[Start]

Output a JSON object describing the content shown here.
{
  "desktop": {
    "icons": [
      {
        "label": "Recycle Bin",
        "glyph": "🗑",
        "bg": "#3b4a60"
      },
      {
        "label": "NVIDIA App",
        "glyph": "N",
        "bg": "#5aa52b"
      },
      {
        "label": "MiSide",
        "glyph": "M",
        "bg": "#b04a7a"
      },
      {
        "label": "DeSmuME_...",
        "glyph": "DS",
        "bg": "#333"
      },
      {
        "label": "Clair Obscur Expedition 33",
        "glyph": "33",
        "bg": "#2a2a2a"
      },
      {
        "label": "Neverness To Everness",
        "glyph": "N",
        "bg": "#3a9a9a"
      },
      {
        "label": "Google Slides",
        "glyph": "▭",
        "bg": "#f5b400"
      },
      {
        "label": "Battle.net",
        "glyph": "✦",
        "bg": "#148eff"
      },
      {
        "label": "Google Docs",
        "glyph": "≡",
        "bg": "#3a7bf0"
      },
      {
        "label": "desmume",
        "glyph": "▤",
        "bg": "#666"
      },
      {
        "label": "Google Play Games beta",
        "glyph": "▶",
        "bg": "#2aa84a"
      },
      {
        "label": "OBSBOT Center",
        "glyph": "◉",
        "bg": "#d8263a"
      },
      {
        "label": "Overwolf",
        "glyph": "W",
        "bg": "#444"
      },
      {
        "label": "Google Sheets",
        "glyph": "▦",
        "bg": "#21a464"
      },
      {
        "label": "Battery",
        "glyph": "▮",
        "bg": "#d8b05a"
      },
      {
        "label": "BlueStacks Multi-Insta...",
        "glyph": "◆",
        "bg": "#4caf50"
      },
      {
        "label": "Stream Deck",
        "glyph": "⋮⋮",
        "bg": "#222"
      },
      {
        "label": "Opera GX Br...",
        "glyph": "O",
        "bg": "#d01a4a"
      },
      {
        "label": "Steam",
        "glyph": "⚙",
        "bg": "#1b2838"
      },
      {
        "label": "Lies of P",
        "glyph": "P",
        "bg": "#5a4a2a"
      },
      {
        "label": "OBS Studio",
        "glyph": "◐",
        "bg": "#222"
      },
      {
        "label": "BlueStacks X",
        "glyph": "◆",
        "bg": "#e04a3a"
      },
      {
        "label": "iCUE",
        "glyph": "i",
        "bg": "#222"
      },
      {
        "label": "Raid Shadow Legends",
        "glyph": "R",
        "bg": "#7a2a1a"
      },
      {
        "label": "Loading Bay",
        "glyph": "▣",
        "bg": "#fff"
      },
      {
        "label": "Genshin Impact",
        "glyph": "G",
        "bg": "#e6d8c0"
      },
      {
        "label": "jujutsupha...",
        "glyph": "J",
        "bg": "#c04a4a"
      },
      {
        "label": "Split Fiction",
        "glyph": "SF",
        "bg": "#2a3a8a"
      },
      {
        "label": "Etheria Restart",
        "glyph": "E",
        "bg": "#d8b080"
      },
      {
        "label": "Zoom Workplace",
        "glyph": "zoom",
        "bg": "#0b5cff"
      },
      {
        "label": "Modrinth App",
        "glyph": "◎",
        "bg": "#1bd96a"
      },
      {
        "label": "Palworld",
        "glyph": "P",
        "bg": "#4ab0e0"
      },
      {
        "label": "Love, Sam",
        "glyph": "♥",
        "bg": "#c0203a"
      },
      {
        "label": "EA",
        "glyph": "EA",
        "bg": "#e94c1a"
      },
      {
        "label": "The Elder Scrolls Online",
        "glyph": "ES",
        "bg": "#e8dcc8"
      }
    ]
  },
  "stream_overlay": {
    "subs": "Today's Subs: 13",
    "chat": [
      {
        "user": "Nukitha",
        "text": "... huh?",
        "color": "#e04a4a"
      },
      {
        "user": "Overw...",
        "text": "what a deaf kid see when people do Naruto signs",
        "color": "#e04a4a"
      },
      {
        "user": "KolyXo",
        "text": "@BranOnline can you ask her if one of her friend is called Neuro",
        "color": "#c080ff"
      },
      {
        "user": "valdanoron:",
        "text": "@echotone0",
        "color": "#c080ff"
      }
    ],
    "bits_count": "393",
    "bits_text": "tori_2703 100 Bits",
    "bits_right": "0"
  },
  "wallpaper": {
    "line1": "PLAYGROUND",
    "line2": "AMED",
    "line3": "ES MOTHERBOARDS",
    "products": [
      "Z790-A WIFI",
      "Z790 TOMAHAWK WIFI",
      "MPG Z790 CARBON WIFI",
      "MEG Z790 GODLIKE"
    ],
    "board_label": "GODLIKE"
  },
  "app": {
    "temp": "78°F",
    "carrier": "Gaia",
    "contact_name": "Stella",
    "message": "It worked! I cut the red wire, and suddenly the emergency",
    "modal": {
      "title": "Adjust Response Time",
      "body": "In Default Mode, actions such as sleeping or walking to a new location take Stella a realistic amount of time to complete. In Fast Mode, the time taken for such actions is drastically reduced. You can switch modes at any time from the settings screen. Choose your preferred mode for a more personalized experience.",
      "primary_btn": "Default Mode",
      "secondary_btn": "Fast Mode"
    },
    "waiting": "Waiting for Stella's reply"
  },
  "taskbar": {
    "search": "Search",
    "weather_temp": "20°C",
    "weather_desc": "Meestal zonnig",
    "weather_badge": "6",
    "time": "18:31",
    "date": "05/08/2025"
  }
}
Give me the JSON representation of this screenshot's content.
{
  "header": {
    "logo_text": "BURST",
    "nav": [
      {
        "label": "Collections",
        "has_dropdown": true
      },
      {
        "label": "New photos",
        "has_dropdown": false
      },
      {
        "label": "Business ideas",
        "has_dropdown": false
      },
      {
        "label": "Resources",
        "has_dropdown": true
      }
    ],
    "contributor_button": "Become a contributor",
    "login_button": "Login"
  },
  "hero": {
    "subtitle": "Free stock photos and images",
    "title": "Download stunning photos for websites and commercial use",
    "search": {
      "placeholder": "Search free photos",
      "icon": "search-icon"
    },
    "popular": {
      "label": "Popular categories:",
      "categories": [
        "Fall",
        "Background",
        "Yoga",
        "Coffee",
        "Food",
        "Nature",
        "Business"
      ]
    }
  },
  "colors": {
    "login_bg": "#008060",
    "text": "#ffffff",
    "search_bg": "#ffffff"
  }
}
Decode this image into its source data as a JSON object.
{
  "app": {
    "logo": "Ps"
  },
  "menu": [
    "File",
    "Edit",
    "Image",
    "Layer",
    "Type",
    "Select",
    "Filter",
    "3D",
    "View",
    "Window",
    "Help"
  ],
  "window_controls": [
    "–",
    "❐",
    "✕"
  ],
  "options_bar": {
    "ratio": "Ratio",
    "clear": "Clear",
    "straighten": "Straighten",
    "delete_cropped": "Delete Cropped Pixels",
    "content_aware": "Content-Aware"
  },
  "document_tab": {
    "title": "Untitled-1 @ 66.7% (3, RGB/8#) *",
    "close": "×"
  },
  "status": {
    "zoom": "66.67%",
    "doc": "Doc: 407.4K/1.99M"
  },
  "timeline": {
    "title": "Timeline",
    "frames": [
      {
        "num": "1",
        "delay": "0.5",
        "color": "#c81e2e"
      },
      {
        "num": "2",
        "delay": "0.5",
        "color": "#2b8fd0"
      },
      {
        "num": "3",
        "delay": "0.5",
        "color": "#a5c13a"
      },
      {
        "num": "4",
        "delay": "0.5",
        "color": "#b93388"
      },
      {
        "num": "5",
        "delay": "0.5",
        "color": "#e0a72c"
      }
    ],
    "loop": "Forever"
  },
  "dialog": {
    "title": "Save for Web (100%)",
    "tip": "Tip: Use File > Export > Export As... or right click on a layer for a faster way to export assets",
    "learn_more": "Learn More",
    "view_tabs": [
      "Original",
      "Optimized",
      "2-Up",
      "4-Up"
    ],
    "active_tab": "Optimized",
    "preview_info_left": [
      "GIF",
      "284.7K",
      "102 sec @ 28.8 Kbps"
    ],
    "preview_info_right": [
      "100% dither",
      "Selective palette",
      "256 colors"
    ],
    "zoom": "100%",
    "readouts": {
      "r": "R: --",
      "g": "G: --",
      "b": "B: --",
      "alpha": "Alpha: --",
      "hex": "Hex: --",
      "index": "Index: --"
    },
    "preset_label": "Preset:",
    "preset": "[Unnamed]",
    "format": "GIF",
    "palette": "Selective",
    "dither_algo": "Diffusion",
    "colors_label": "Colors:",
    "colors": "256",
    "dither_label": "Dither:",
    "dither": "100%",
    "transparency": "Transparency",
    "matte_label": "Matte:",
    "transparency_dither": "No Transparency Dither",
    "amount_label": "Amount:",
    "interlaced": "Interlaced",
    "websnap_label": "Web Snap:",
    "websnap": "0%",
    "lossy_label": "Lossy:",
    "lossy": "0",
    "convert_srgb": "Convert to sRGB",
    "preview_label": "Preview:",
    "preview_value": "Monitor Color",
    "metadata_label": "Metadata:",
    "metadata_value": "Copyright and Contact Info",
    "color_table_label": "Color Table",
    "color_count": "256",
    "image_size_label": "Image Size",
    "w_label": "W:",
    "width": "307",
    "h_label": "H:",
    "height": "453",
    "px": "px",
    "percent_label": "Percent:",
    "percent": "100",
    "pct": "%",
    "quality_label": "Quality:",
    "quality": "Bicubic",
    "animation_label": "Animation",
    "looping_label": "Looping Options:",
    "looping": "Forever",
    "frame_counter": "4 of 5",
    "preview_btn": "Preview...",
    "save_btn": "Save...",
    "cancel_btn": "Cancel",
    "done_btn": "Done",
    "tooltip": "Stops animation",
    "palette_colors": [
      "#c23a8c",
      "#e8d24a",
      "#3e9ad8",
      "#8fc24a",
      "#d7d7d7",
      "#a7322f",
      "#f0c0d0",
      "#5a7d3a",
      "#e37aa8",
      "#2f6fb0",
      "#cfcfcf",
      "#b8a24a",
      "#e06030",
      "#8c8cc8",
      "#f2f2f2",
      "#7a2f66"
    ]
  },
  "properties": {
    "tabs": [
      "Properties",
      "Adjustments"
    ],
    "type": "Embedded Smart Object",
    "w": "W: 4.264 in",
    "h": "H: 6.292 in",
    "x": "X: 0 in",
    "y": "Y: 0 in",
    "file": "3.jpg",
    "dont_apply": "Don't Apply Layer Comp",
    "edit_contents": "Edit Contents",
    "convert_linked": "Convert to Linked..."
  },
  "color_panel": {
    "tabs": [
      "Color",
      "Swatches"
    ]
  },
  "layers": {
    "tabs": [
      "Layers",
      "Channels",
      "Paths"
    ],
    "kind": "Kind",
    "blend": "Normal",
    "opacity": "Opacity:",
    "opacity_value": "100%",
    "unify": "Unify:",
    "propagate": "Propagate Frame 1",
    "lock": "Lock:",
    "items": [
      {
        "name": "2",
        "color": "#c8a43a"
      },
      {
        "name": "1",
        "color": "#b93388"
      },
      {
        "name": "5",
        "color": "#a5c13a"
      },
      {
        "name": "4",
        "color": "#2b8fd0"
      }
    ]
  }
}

[End]

◆ **TASK STATEMENT**
Identify every line above that includes the word "categories", and show those lines.

◆ **WRITTEN RESPONSE**
      "label": "Popular categories:",
      "categories": [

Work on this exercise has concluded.